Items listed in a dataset

(begin)

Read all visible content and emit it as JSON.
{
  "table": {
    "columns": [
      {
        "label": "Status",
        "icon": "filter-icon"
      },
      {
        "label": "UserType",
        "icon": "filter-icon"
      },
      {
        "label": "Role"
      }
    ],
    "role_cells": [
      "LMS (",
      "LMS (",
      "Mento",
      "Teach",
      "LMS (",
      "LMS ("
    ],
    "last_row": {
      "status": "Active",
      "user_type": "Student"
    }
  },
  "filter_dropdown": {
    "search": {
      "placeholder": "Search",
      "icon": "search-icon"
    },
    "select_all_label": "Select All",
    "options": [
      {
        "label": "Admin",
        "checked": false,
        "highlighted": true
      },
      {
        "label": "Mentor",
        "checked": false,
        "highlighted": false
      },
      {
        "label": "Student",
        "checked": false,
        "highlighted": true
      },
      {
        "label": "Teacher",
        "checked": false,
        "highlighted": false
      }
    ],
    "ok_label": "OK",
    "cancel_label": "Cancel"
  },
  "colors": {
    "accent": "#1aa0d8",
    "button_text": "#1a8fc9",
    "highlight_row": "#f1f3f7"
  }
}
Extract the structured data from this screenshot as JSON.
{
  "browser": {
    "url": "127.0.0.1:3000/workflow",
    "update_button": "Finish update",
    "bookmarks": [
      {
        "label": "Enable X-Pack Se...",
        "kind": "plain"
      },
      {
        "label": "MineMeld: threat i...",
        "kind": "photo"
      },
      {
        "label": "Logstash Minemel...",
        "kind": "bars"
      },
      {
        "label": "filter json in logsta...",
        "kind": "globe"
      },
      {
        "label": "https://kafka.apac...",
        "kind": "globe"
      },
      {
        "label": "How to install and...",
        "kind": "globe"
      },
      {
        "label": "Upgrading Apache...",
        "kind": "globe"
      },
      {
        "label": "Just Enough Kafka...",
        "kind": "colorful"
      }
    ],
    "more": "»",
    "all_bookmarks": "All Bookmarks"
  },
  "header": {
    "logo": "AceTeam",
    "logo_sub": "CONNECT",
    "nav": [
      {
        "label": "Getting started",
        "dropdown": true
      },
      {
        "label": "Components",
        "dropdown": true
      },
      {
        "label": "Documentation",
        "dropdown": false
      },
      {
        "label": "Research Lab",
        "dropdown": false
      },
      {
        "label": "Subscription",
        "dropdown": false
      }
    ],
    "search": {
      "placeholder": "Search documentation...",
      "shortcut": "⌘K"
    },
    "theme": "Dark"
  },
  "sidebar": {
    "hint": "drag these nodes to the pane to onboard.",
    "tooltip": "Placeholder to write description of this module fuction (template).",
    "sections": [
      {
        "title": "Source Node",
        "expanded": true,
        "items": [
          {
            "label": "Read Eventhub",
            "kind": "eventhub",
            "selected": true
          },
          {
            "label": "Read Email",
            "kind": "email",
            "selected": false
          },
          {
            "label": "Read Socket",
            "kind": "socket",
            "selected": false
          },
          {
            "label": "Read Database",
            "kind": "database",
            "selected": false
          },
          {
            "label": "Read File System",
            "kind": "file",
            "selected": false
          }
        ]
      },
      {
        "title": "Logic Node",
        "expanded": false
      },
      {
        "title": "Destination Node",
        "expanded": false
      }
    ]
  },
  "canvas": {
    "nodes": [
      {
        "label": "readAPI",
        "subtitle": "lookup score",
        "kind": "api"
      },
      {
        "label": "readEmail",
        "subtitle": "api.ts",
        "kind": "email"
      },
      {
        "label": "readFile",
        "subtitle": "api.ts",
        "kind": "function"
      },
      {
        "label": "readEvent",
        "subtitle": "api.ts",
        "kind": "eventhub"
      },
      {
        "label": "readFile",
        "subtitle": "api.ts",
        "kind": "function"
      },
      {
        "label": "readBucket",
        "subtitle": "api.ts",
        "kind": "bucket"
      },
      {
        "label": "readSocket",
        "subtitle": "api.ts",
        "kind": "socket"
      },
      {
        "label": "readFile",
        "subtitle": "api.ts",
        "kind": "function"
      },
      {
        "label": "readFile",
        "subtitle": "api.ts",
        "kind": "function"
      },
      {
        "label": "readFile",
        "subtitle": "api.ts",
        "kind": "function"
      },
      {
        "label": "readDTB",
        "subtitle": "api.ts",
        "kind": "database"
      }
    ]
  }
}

(end)

Task brief
Would you reproduce the material above in full, exactly as given?

Correct output
Read all visible content and emit it as JSON.
{
  "table": {
    "columns": [
      {
        "label": "Status",
        "icon": "filter-icon"
      },
      {
        "label": "UserType",
        "icon": "filter-icon"
      },
      {
        "label": "Role"
      }
    ],
    "role_cells": [
      "LMS (",
      "LMS (",
      "Mento",
      "Teach",
      "LMS (",
      "LMS ("
    ],
    "last_row": {
      "status": "Active",
      "user_type": "Student"
    }
  },
  "filter_dropdown": {
    "search": {
      "placeholder": "Search",
      "icon": "search-icon"
    },
    "select_all_label": "Select All",
    "options": [
      {
        "label": "Admin",
        "checked": false,
        "highlighted": true
      },
      {
        "label": "Mentor",
        "checked": false,
        "highlighted": false
      },
      {
        "label": "Student",
        "checked": false,
        "highlighted": true
      },
      {
        "label": "Teacher",
        "checked": false,
        "highlighted": false
      }
    ],
    "ok_label": "OK",
    "cancel_label": "Cancel"
  },
  "colors": {
    "accent": "#1aa0d8",
    "button_text": "#1a8fc9",
    "highlight_row": "#f1f3f7"
  }
}
Extract the structured data from this screenshot as JSON.
{
  "browser": {
    "url": "127.0.0.1:3000/workflow",
    "update_button": "Finish update",
    "bookmarks": [
      {
        "label": "Enable X-Pack Se...",
        "kind": "plain"
      },
      {
        "label": "MineMeld: threat i...",
        "kind": "photo"
      },
      {
        "label": "Logstash Minemel...",
        "kind": "bars"
      },
      {
        "label": "filter json in logsta...",
        "kind": "globe"
      },
      {
        "label": "https://kafka.apac...",
        "kind": "globe"
      },
      {
        "label": "How to install and...",
        "kind": "globe"
      },
      {
        "label": "Upgrading Apache...",
        "kind": "globe"
      },
      {
        "label": "Just Enough Kafka...",
        "kind": "colorful"
      }
    ],
    "more": "»",
    "all_bookmarks": "All Bookmarks"
  },
  "header": {
    "logo": "AceTeam",
    "logo_sub": "CONNECT",
    "nav": [
      {
        "label": "Getting started",
        "dropdown": true
      },
      {
        "label": "Components",
        "dropdown": true
      },
      {
        "label": "Documentation",
        "dropdown": false
      },
      {
        "label": "Research Lab",
        "dropdown": false
      },
      {
        "label": "Subscription",
        "dropdown": false
      }
    ],
    "search": {
      "placeholder": "Search documentation...",
      "shortcut": "⌘K"
    },
    "theme": "Dark"
  },
  "sidebar": {
    "hint": "drag these nodes to the pane to onboard.",
    "tooltip": "Placeholder to write description of this module fuction (template).",
    "sections": [
      {
        "title": "Source Node",
        "expanded": true,
        "items": [
          {
            "label": "Read Eventhub",
            "kind": "eventhub",
            "selected": true
          },
          {
            "label": "Read Email",
            "kind": "email",
            "selected": false
          },
          {
            "label": "Read Socket",
            "kind": "socket",
            "selected": false
          },
          {
            "label": "Read Database",
            "kind": "database",
            "selected": false
          },
          {
            "label": "Read File System",
            "kind": "file",
            "selected": false
          }
        ]
      },
      {
        "title": "Logic Node",
        "expanded": false
      },
      {
        "title": "Destination Node",
        "expanded": false
      }
    ]
  },
  "canvas": {
    "nodes": [
      {
        "label": "readAPI",
        "subtitle": "lookup score",
        "kind": "api"
      },
      {
        "label": "readEmail",
        "subtitle": "api.ts",
        "kind": "email"
      },
      {
        "label": "readFile",
        "subtitle": "api.ts",
        "kind": "function"
      },
      {
        "label": "readEvent",
        "subtitle": "api.ts",
        "kind": "eventhub"
      },
      {
        "label": "readFile",
        "subtitle": "api.ts",
        "kind": "function"
      },
      {
        "label": "readBucket",
        "subtitle": "api.ts",
        "kind": "bucket"
      },
      {
        "label": "readSocket",
        "subtitle": "api.ts",
        "kind": "socket"
      },
      {
        "label": "readFile",
        "subtitle": "api.ts",
        "kind": "function"
      },
      {
        "label": "readFile",
        "subtitle": "api.ts",
        "kind": "function"
      },
      {
        "label": "readFile",
        "subtitle": "api.ts",
        "kind": "function"
      },
      {
        "label": "readDTB",
        "subtitle": "api.ts",
        "kind": "database"
      }
    ]
  }
}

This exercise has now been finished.